begin TEXT EXTRACT

Art Principles and History

Art Fundamentals

What is the difference between engraving and etching?

Both engraving and etching are forms of intaglio printmaking. To make an engraving, an artist uses a sharp, pointed tool called a burin to cut lines into a metal plate. This is called incising. The metal plate is then inked, and the ink is forced into the grooves made by the burin. The plate can then be pressed. Drypoint is similar to engraving, though a needle is used rather than a burin.

Etching is slightly different. To make an etching, an artist covers a metal plate with an acid-resistant layer of ground. Rather than carve directly into the plate, the artist draws into the ground, revealing small areas of exposed metal underneath. The plate is then submerged into an acid bath. The acid eats away at the exposed metal, creating grooved lines in the shape of the drawn image. The longer the plate remains in the acid, the deeper the grooves will be and the more ink they will hold. Now that the metal plate bears the artist’s image, it can be pressed and the image can be transferred to paper. Aquatint is a form of etching that allows the artist to create different areas of tone or value. Developed in the eighteenth century, aquatint involves heating a layer of rosin on a metal plate before placing it in the acid bath. Acid-resistant varnish is used to create areas of white on the final printed image.

end TEXT EXTRACT

> _WRITTEN EXERCISE A_:
Reproduce the text on engraving and etching word for word, in full.

begin ROWS

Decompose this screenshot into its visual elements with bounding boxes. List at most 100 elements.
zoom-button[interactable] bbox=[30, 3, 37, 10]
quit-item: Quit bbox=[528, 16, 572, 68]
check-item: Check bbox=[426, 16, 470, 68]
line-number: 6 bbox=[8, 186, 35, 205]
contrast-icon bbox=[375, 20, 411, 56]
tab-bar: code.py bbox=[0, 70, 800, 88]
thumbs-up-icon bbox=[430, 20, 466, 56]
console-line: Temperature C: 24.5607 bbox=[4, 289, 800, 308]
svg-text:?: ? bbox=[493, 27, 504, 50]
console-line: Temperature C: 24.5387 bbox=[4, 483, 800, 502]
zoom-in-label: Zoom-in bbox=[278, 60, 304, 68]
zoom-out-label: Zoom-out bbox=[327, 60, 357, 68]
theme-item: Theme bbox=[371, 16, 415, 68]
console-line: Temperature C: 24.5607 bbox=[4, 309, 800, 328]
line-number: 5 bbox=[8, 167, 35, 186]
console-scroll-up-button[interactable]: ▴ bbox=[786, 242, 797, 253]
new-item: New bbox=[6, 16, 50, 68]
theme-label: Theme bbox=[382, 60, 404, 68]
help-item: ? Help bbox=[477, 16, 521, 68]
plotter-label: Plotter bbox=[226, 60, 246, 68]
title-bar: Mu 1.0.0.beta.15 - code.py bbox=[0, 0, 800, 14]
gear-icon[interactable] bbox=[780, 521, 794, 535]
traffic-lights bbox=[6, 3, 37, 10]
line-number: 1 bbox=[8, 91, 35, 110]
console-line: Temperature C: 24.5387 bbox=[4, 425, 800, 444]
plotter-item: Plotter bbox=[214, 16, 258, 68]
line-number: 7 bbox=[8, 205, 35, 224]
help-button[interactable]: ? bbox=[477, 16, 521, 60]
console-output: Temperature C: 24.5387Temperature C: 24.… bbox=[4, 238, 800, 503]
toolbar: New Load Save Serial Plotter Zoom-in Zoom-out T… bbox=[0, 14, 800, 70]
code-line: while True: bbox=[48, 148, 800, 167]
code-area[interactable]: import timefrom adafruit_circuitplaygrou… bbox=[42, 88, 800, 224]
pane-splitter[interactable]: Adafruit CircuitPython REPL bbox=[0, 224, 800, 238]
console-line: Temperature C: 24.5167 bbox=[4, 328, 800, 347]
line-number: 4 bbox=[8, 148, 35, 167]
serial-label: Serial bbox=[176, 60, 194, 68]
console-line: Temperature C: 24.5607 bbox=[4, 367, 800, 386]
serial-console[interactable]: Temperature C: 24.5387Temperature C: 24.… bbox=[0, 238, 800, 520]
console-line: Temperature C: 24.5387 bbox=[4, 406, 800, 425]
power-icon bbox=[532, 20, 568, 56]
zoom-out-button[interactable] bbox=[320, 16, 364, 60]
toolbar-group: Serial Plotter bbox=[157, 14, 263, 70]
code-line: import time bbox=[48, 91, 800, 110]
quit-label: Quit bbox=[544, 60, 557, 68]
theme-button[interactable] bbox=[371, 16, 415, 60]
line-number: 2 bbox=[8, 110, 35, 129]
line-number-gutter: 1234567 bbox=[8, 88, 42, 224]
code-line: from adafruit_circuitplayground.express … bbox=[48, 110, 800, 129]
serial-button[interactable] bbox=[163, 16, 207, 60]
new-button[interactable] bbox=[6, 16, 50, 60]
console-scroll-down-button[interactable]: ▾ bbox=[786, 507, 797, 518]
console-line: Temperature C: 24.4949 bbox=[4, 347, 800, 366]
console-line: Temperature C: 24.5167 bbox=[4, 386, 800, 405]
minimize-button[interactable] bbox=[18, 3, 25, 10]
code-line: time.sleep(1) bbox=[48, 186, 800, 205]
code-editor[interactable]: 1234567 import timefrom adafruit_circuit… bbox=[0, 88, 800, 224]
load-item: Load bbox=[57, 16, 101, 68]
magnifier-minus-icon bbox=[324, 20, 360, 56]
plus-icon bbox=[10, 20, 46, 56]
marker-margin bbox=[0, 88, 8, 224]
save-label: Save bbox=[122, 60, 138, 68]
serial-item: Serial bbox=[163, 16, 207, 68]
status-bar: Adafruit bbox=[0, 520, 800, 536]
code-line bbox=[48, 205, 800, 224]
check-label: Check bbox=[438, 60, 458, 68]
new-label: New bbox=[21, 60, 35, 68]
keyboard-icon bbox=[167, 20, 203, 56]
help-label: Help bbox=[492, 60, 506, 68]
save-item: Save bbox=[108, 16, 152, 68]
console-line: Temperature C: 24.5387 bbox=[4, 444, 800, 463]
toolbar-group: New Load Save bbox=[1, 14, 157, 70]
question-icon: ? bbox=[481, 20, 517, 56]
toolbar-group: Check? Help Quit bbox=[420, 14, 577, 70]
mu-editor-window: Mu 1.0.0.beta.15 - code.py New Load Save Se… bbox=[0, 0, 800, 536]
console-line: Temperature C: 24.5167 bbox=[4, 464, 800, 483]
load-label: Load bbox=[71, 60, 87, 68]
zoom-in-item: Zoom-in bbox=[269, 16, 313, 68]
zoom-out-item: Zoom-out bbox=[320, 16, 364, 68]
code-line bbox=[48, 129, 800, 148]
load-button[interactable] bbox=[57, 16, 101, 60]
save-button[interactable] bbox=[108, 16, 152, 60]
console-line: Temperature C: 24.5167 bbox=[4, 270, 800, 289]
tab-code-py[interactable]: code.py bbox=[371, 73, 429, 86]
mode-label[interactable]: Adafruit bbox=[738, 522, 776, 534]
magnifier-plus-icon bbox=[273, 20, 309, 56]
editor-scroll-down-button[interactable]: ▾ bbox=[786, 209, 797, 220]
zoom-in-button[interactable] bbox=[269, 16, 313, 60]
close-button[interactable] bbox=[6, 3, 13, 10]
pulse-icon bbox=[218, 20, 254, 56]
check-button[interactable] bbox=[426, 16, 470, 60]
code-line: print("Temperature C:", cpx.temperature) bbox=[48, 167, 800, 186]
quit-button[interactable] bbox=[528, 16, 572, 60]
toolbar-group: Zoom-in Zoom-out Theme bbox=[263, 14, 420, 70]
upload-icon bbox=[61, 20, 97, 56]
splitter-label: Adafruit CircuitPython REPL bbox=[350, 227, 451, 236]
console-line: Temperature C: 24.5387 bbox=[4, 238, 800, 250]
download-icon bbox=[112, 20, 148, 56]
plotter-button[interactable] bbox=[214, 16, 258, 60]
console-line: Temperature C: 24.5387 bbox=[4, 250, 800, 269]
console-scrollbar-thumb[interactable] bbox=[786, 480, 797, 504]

end ROWS

> _WRITTEN EXERCISE B_:
From the records, copy out each line that includes the string "number".

> _PROBLEM SOLUTION A_:
Art Principles and History

Art Fundamentals

What is the difference between engraving and etching?

Both engraving and etching are forms of intaglio printmaking. To make an engraving, an artist uses a sharp, pointed tool called a burin to cut lines into a metal plate. This is called incising. The metal plate is then inked, and the ink is forced into the grooves made by the burin. The plate can then be pressed. Drypoint is similar to engraving, though a needle is used rather than a burin.

Etching is slightly different. To make an etching, an artist covers a metal plate with an acid-resistant layer of ground. Rather than carve directly into the plate, the artist draws into the ground, revealing small areas of exposed metal underneath. The plate is then submerged into an acid bath. The acid eats away at the exposed metal, creating grooved lines in the shape of the drawn image. The longer the plate remains in the acid, the deeper the grooves will be and the more ink they will hold. Now that the metal plate bears the artist’s image, it can be pressed and the image can be transferred to paper. Aquatint is a form of etching that allows the artist to create different areas of tone or value. Developed in the eighteenth century, aquatint involves heating a layer of rosin on a metal plate before placing it in the acid bath. Acid-resistant varnish is used to create areas of white on the final printed image.

> _PROBLEM SOLUTION B_:
line-number: 6 bbox=[8, 186, 35, 205]
line-number: 5 bbox=[8, 167, 35, 186]
line-number: 1 bbox=[8, 91, 35, 110]
line-number: 7 bbox=[8, 205, 35, 224]
line-number: 4 bbox=[8, 148, 35, 167]
line-number: 2 bbox=[8, 110, 35, 129]
line-number-gutter: 1234567 bbox=[8, 88, 42, 224]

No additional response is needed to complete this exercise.